# To do
1 - In the patent claims, retype the passage that opens with the words containing "7. The method" and closes with "a combination thereof.".
2 - According to the patent claims, what thickness range is given for the ferroelectric layer?

# Source text
"""

1. A method of forming a semiconductor device, comprising: forming a bottom electrode over a substrate; performing a deposition process including one or more repetitions of a deposition cycle to form a ferroelectric layer over the bottom electrode, wherein the deposition process comprises: performing a first deposition step including pulsing a first metal-containing precursor, pulsing a first oxidant reacting with the first metal-containing precursor to form a first monolayer, and performing a first plasma treatment to the first monolayer; and performing a second deposition step including pulsing a second metal-containing precursor, pulsing a second oxidant reacting with the second metal-containing precursor to form a second monolayer, and performing a second plasma treatment to the second monolayer; and forming a top electrode over the ferroelectric layer.

2. The method of claim 1, wherein the first plasma treatment is performed using an inert gas.

3. The method of claim 1, wherein the second plasma treatment is performed using an inert gas.

4. The method of claim 1, wherein the first monolayer and the second monolayer have different compositions.

5. The method of claim 1, wherein the ferroelectric layer has a first element having a first atomic concentration and a second element having a second atomic concentration, wherein the second atomic concentration is substantially the same as the first atomic concentration.

6. The method of claim 5, wherein the first element includes Hf, and the second element includes Zr.

7. The method of claim 1, wherein the bottom electrode and the top electrode comprise ruthenium.

8. The method of claim 1, wherein the bottom electrode and the top electrode comprise TiN, Pt, or a combination thereof.

9. The method of claim 1, wherein the ferroelectric layer has a thickness in a range from about 2 nm to about 7 nm.

"""

# Raw data
"""

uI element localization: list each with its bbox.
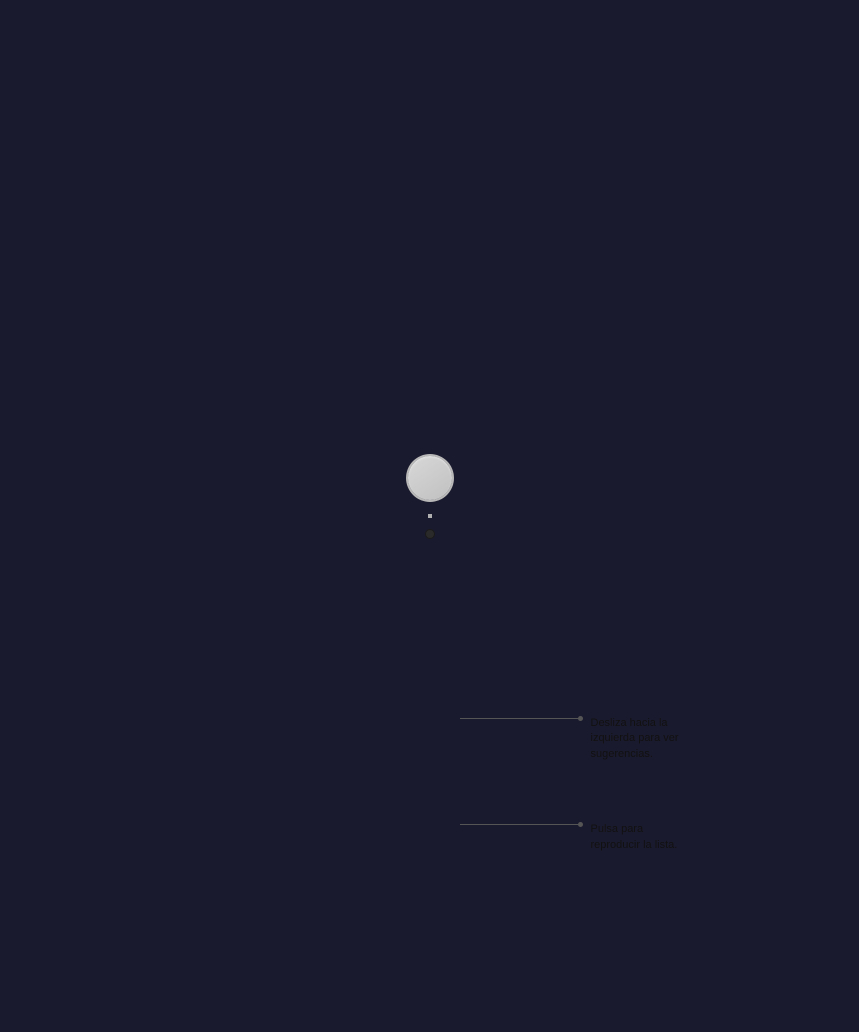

"""

# Per-task outputs
1 -
7. The method of claim 1, wherein the bottom electrode and the top electrode comprise ruthenium.

8. The method of claim 1, wherein the bottom electrode and the top electrode comprise TiN, Pt, or a combination thereof.

2 - From about 2 nm to about 7 nm.